## Exercise description
Check each line of the records for "Overview"; collect those that have it.
++++++++
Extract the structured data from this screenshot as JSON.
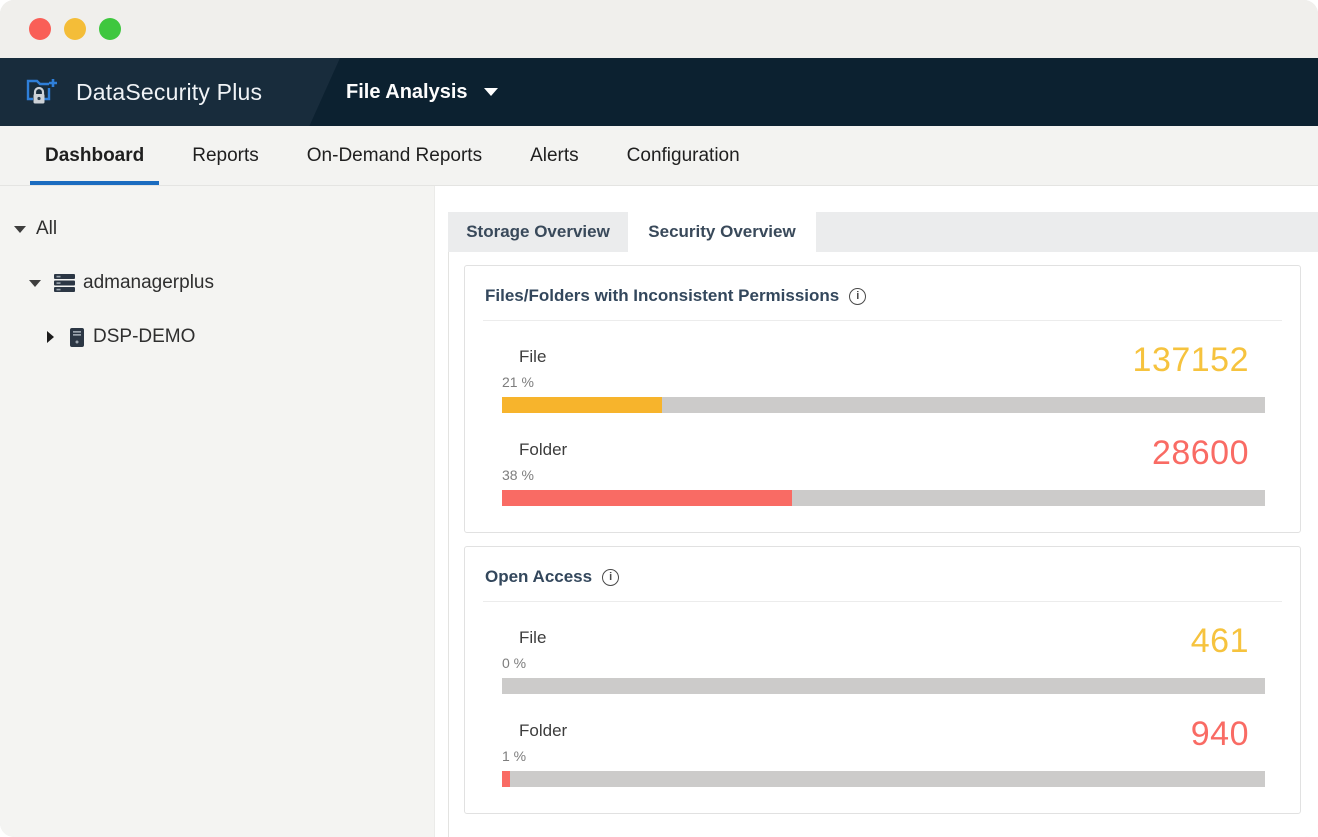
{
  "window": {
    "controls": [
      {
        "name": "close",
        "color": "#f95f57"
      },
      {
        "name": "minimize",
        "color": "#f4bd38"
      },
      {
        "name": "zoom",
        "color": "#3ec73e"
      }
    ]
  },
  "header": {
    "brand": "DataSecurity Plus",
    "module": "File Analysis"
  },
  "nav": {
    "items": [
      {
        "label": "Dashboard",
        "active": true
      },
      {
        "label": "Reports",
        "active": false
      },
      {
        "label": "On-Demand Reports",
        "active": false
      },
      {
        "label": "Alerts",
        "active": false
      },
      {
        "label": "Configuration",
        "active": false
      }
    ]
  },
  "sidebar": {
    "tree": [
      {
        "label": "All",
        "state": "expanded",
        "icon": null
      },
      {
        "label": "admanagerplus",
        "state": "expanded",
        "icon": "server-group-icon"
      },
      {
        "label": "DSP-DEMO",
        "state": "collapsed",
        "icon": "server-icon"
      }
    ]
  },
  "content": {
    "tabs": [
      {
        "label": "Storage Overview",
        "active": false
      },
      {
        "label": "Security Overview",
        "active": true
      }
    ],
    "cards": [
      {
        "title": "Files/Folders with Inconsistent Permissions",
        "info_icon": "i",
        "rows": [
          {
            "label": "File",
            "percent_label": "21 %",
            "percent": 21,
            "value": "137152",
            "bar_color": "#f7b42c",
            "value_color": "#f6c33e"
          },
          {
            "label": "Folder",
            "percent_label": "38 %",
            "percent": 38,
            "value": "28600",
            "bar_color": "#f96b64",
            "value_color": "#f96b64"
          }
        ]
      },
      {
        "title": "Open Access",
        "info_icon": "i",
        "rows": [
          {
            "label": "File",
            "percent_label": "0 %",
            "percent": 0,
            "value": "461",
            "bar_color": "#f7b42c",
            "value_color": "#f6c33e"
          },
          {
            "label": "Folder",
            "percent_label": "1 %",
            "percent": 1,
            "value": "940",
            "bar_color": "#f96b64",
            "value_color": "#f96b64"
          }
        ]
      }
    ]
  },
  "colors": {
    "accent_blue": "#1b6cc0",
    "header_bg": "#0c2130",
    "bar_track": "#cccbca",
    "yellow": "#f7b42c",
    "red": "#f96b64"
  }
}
++++++++
## Finished answer
        "label": "Storage Overview",
        "label": "Security Overview",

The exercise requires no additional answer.